BEGIN

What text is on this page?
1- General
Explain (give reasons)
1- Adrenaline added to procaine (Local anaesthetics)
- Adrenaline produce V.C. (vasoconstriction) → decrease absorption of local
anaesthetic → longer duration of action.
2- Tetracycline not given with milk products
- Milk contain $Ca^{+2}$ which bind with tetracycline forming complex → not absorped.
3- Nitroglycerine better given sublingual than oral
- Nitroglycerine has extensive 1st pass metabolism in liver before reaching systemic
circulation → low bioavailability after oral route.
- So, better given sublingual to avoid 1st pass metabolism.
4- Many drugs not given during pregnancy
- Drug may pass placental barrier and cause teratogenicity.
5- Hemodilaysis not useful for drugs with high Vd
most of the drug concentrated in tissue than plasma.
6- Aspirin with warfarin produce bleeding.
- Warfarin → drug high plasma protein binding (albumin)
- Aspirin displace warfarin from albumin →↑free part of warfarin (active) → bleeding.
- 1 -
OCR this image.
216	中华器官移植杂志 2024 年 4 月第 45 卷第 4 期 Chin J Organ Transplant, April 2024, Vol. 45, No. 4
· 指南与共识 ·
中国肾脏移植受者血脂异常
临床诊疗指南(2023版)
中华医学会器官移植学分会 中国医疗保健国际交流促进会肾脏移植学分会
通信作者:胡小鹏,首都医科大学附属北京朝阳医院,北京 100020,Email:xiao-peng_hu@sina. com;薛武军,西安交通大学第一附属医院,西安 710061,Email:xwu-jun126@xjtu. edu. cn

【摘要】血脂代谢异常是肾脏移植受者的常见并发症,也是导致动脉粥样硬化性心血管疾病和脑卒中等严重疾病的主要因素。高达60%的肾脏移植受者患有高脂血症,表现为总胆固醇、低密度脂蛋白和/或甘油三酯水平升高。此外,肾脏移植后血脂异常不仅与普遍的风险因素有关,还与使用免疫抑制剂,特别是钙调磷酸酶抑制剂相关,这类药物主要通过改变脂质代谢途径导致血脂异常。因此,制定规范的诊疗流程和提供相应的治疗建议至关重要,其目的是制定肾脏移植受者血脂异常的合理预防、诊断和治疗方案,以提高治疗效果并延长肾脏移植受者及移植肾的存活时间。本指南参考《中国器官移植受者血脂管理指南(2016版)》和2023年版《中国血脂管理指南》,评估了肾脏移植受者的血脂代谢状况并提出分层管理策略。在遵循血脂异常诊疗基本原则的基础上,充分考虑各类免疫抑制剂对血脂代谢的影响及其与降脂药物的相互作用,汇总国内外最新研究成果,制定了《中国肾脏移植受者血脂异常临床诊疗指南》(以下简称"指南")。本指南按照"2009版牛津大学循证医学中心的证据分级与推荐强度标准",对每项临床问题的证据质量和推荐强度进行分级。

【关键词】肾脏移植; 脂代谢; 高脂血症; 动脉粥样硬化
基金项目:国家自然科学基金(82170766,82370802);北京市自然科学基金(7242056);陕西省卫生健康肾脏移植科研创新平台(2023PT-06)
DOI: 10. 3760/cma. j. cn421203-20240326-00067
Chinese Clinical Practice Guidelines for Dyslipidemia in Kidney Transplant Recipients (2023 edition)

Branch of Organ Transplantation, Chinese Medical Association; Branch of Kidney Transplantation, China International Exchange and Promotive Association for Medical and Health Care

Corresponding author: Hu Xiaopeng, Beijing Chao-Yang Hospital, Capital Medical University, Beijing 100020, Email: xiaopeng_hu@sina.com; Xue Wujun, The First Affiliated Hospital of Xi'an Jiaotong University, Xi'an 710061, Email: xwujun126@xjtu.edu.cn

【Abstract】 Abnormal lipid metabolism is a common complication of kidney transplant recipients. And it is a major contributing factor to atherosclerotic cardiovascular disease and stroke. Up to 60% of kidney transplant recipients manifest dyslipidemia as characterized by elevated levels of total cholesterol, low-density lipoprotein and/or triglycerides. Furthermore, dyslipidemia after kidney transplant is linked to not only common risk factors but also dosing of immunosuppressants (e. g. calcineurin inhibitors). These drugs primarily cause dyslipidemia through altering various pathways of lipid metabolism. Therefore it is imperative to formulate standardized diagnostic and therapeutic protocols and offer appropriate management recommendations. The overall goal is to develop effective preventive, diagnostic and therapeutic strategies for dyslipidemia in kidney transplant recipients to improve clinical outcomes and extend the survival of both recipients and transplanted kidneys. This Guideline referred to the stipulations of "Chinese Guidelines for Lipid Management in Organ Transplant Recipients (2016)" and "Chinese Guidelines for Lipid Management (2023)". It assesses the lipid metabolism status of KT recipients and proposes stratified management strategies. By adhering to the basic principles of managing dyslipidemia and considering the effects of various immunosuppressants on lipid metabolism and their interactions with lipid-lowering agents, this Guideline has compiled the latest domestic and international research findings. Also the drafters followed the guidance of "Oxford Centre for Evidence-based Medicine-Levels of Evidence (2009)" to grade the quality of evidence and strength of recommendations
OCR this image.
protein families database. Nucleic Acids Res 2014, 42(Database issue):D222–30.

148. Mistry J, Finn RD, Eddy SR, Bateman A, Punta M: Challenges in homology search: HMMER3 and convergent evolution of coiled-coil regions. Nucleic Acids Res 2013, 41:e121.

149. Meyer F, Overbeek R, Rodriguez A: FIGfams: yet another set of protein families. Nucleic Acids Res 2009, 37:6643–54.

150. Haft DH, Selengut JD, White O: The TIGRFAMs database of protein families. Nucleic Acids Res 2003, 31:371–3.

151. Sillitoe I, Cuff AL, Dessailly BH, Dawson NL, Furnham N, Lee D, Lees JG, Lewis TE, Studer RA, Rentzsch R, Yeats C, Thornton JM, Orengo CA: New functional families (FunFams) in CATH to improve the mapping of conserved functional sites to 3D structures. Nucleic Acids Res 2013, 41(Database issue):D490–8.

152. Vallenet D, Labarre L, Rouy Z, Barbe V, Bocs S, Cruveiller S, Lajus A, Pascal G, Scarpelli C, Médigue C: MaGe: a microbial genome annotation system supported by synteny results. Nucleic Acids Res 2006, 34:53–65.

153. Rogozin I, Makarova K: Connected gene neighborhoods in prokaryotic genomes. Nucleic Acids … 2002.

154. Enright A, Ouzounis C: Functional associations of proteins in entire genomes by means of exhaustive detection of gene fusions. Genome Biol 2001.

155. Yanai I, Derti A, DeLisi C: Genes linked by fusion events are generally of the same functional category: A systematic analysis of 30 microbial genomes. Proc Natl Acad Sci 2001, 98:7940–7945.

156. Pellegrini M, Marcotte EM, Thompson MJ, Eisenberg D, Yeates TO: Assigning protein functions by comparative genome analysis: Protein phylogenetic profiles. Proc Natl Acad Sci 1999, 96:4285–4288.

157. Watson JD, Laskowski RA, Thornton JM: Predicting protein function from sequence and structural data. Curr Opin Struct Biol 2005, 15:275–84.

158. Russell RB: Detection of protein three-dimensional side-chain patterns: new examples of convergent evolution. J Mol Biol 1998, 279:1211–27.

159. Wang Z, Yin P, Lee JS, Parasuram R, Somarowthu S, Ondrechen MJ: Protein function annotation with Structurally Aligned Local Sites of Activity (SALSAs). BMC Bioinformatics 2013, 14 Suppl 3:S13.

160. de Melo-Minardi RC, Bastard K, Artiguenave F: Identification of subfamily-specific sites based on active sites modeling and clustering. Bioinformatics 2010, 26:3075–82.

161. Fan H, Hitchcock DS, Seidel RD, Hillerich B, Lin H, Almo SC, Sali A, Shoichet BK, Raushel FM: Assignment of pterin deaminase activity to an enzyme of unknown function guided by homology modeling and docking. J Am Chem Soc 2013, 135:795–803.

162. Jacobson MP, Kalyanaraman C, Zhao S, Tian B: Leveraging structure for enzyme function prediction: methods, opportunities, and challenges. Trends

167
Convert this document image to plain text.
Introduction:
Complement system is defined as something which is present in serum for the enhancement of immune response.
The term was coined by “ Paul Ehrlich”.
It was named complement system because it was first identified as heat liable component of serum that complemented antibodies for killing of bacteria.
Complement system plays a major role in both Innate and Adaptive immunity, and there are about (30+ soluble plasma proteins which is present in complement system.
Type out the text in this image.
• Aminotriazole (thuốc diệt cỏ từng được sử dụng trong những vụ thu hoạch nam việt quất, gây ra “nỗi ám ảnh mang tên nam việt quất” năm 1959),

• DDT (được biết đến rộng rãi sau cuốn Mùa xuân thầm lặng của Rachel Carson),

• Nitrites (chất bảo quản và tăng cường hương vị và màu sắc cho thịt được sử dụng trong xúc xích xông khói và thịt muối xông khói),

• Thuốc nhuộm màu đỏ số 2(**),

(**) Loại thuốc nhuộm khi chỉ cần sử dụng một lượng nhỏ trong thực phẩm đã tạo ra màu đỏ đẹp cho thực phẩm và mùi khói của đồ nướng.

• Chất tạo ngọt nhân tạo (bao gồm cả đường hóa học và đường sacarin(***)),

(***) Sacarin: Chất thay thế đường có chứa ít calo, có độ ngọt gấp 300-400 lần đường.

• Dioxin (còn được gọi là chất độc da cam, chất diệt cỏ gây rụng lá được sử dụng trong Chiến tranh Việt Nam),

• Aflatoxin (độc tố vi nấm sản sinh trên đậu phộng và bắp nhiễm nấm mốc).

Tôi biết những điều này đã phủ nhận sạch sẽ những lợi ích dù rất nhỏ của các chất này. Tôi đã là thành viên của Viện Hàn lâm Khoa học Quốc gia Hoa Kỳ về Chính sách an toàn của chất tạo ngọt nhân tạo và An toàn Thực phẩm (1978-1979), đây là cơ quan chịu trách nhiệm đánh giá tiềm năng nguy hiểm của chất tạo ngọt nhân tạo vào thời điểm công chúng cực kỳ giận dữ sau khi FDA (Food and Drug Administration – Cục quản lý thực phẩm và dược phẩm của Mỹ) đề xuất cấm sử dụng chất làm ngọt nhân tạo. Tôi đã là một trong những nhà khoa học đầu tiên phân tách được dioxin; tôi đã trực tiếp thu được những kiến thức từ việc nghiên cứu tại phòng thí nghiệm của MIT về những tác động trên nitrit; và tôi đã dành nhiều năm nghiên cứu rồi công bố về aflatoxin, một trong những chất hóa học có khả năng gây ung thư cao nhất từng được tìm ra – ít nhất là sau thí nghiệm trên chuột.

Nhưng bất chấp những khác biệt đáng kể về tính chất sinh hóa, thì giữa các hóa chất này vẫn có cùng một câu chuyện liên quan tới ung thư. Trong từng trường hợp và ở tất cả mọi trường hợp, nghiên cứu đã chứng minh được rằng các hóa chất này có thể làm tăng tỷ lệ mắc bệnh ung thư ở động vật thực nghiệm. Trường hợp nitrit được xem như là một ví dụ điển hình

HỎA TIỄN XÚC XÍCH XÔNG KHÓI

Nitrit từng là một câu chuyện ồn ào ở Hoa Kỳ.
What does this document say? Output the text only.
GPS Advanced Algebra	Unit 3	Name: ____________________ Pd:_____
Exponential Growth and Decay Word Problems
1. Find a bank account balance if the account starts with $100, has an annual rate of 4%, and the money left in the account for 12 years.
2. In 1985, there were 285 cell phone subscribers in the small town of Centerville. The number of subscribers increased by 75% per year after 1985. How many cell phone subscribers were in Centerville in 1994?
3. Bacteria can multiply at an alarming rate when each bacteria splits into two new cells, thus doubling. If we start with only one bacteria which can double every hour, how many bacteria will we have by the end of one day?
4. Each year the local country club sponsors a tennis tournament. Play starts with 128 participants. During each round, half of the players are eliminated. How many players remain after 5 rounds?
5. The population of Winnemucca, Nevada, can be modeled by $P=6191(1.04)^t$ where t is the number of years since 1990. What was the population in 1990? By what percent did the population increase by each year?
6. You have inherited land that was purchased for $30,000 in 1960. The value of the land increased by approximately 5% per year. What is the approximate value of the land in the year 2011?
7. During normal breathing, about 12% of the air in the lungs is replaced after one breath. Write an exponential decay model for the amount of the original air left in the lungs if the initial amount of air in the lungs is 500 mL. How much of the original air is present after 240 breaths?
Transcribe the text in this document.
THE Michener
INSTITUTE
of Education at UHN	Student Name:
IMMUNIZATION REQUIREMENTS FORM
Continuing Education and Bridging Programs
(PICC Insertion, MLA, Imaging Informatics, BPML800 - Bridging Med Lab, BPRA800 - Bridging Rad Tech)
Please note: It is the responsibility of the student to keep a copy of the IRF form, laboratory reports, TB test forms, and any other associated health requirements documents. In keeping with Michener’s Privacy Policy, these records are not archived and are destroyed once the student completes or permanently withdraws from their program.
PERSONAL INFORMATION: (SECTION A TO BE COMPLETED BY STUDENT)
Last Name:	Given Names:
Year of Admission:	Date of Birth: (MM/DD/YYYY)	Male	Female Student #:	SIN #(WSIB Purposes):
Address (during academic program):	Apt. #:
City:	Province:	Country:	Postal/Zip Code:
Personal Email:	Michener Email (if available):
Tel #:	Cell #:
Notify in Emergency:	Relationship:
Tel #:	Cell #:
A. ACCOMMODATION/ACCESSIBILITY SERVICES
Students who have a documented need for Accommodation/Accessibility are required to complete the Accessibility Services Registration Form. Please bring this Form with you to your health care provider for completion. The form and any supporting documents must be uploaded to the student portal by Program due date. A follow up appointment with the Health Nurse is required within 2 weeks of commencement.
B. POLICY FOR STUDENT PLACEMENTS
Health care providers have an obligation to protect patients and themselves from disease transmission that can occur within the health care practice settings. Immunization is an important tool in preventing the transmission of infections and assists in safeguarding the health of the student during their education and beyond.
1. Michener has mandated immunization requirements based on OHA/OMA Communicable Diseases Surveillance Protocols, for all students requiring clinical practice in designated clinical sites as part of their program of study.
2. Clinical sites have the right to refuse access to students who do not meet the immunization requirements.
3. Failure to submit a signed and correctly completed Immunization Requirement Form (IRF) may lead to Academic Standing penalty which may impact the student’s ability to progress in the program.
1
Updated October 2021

END

### Work request
Go line by line through the data and copy any that contain "families".

### Task solution
protein families database. Nucleic Acids Res 2014, 42(Database issue):D222–30.
149. Meyer F, Overbeek R, Rodriguez A: FIGfams: yet another set of protein families. Nucleic Acids Res 2009, 37:6643–54.
150. Haft DH, Selengut JD, White O: The TIGRFAMs database of protein families. Nucleic Acids Res 2003, 31:371–3.
151. Sillitoe I, Cuff AL, Dessailly BH, Dawson NL, Furnham N, Lee D, Lees JG, Lewis TE, Studer RA, Rentzsch R, Yeats C, Thornton JM, Orengo CA: New functional families (FunFams) in CATH to improve the mapping of conserved functional sites to 3D structures. Nucleic Acids Res 2013, 41(Database issue):D490–8.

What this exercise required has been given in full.